- [EXERCISE]:
Pick out the lines below that include the string "FIAs".

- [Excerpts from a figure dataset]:
'''
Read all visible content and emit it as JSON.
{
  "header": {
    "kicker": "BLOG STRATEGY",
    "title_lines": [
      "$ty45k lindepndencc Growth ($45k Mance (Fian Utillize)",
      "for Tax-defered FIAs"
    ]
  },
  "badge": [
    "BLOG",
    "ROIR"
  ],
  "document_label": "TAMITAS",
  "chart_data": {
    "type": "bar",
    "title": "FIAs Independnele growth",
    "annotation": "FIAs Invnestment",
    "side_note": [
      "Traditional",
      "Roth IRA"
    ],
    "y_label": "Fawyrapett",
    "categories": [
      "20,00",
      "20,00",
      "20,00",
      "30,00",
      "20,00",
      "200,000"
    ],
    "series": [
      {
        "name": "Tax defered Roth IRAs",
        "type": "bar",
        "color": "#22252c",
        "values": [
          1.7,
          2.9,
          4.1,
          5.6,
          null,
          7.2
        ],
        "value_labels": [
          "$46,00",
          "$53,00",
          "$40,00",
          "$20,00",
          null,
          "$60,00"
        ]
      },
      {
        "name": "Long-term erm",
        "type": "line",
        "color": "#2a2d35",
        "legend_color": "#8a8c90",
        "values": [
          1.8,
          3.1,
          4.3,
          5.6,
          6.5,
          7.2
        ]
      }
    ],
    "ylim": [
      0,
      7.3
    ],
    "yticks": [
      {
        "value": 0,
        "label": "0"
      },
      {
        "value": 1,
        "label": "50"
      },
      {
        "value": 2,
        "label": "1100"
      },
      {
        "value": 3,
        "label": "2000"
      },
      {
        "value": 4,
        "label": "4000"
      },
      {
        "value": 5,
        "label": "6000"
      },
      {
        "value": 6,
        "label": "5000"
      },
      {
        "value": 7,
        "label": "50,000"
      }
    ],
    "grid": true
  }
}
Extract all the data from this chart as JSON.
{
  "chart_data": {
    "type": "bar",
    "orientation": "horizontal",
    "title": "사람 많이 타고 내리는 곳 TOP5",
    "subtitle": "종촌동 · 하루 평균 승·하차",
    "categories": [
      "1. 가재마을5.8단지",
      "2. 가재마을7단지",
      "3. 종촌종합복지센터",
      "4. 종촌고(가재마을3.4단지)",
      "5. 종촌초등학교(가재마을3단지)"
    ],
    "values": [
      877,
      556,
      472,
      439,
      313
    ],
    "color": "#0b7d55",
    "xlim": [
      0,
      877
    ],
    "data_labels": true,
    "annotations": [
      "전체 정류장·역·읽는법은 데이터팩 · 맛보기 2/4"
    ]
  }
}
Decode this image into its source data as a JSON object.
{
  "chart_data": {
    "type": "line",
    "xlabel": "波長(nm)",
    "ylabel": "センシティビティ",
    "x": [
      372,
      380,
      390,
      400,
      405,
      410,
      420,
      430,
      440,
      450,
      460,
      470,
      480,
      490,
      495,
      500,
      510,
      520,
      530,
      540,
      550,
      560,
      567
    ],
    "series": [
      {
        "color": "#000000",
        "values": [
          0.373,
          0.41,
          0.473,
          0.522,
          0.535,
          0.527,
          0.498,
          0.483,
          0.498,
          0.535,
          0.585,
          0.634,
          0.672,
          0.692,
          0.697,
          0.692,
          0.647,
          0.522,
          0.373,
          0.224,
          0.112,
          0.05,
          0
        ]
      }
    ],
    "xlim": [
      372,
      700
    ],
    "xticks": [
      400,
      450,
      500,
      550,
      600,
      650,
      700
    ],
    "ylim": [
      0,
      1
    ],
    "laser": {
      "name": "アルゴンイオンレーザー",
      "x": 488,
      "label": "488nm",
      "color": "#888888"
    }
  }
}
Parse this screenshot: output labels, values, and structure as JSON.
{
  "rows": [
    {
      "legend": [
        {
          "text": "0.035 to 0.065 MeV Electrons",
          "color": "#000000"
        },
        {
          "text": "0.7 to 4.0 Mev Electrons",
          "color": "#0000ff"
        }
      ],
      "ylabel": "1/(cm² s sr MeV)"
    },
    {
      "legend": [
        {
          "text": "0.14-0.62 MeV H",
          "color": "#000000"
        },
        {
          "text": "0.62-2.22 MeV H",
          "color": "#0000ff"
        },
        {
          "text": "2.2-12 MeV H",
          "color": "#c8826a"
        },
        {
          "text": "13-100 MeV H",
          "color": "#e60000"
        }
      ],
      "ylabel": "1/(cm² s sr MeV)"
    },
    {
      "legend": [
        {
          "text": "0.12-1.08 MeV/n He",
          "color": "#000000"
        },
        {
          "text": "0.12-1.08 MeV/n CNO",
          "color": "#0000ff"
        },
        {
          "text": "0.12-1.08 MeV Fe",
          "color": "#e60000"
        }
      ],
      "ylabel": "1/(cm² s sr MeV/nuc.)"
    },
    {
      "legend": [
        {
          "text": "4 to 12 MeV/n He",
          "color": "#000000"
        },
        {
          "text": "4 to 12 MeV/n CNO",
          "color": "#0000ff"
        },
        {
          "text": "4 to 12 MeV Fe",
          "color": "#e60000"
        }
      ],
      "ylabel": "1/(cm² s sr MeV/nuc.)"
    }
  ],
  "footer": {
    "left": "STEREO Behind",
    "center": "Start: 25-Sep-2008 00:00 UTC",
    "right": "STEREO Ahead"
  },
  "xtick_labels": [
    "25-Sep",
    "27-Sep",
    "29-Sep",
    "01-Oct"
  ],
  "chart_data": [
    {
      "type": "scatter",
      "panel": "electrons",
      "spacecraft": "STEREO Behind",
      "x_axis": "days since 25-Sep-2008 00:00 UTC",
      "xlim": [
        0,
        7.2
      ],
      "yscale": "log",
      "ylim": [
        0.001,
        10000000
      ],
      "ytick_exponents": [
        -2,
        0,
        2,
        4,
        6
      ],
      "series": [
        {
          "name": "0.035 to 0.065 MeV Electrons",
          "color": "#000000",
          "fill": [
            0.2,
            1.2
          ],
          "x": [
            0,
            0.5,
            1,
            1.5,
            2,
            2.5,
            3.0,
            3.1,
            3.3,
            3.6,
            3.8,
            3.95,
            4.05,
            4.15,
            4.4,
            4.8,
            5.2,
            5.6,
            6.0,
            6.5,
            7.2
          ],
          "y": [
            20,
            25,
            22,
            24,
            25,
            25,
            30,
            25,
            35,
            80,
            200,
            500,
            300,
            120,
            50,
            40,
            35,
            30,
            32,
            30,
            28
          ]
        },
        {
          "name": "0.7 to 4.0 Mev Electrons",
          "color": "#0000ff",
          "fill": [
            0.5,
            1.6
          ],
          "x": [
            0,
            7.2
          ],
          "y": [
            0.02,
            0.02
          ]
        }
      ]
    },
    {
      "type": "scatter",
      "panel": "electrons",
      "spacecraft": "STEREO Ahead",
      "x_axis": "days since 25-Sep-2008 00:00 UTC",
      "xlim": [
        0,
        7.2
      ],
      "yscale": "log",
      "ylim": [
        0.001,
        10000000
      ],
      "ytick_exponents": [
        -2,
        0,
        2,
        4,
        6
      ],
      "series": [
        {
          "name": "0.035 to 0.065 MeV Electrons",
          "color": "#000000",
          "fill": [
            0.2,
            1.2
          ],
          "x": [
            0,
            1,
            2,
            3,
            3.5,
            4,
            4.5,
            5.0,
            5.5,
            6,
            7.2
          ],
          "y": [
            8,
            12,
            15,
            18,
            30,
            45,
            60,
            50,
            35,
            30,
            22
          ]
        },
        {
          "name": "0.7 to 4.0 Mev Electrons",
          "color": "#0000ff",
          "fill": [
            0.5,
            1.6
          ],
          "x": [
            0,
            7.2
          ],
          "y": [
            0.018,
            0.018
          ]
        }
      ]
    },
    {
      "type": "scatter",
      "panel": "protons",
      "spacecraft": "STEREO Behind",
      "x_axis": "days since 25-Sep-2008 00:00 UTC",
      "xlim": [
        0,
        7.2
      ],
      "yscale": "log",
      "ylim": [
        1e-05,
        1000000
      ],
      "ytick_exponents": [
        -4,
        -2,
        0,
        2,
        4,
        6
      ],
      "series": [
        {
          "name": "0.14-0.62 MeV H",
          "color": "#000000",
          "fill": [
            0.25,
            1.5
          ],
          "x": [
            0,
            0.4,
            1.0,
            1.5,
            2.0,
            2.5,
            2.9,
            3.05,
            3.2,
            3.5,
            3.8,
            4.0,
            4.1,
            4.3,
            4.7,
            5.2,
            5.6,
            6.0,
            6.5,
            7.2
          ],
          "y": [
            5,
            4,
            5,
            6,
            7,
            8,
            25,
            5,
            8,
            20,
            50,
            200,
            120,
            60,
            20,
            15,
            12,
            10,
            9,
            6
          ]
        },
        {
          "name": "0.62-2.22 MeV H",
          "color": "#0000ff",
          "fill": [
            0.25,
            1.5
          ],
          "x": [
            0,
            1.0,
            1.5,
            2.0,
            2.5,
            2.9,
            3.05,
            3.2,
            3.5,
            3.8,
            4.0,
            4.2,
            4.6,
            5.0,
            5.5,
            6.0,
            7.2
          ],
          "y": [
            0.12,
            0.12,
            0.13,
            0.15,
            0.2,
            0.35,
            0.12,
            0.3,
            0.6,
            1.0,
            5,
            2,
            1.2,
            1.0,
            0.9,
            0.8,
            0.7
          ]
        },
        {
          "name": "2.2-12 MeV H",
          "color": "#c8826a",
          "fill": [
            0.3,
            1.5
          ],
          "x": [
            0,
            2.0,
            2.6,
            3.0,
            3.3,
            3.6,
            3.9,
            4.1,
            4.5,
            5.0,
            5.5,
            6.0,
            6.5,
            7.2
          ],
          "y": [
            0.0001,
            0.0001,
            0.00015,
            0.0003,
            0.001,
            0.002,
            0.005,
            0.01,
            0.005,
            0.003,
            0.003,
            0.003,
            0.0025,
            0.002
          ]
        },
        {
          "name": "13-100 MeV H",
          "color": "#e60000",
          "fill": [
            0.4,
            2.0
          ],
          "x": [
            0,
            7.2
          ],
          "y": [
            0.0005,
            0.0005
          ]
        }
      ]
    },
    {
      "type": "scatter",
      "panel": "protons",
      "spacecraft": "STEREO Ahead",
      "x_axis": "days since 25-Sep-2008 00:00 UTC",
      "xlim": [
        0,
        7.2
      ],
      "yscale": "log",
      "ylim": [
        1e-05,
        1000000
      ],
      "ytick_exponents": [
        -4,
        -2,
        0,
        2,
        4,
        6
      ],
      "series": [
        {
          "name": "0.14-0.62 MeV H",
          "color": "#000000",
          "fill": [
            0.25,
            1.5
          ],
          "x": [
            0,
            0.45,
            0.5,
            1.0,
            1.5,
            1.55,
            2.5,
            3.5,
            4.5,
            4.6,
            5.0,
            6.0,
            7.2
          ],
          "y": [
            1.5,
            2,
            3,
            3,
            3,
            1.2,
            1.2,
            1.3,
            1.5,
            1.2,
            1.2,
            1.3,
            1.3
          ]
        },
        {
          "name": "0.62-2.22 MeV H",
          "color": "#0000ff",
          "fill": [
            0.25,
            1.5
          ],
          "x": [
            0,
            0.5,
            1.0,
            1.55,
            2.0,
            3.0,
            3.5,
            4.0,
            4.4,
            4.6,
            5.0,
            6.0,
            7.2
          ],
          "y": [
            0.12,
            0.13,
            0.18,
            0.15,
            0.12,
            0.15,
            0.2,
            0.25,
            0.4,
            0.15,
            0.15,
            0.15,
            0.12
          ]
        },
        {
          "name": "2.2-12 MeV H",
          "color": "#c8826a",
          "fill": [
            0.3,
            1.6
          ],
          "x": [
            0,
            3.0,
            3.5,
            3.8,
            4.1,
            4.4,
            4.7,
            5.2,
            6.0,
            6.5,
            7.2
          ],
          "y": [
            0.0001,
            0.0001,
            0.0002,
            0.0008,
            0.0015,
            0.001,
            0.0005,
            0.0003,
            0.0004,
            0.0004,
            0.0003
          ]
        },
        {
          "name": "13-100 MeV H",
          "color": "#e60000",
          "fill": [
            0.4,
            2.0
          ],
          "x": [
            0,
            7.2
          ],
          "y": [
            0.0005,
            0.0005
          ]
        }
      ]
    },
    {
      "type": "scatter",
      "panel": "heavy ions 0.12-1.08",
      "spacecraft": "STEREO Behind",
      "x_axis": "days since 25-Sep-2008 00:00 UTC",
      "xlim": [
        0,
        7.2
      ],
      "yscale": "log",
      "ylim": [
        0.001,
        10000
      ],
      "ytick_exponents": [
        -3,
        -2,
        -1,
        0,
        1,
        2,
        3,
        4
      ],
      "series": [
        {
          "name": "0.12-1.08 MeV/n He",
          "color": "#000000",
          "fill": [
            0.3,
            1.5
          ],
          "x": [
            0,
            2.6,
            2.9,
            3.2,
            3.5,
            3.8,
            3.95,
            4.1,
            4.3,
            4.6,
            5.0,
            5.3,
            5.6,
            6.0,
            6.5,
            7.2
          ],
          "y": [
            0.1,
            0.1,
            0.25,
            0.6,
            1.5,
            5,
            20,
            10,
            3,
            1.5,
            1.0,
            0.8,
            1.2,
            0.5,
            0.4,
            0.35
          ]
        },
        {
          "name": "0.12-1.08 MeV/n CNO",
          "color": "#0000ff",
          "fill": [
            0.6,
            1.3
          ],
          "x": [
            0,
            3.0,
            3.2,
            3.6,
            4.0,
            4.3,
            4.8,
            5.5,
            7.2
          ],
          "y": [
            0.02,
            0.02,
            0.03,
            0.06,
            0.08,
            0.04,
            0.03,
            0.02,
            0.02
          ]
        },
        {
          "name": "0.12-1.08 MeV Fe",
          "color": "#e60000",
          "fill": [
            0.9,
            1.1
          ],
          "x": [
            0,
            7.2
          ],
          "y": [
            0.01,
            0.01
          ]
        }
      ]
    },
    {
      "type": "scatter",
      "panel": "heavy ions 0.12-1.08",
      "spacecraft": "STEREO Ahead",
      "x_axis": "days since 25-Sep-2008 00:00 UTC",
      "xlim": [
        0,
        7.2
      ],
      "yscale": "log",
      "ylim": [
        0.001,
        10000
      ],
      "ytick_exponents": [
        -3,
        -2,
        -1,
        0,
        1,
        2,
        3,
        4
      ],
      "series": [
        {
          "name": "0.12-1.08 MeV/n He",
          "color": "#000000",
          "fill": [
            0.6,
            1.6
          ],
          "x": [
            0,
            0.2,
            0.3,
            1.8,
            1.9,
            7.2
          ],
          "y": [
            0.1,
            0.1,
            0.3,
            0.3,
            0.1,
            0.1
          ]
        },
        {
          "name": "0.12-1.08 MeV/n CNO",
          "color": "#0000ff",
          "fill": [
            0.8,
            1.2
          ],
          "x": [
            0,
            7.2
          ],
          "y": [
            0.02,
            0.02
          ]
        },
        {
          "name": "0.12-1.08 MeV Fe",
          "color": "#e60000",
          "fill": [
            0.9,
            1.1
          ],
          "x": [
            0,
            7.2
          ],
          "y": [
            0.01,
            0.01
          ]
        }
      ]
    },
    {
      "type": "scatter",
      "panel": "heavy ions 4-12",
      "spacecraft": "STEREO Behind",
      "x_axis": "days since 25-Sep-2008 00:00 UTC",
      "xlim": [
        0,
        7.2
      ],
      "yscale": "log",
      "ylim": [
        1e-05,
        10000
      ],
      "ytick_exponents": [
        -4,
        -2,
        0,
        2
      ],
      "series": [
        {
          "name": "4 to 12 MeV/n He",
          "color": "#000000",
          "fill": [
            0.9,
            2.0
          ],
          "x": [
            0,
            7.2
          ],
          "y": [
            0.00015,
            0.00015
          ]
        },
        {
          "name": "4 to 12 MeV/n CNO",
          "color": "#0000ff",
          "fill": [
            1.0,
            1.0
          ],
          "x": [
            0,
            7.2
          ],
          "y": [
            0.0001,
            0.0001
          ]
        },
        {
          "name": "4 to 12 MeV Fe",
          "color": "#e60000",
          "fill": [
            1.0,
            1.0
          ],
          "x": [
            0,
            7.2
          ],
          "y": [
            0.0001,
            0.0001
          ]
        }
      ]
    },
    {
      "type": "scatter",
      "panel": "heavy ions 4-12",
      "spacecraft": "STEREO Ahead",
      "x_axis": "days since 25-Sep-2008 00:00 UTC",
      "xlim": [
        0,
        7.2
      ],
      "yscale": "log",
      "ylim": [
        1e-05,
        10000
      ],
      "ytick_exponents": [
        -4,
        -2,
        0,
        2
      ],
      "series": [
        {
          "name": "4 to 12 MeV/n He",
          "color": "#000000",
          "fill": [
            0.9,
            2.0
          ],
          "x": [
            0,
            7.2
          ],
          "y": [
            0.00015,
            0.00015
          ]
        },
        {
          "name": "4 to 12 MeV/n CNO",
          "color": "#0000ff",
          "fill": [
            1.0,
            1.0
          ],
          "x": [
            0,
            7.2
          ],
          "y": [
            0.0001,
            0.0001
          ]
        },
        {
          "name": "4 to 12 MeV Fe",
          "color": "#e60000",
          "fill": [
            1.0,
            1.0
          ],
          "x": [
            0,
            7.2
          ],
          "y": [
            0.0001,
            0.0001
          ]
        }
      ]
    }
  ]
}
'''
- [ANSWER TO THE TASK]:
      "for Tax-defered FIAs"
    "title": "FIAs Independnele growth",
    "annotation": "FIAs Invnestment",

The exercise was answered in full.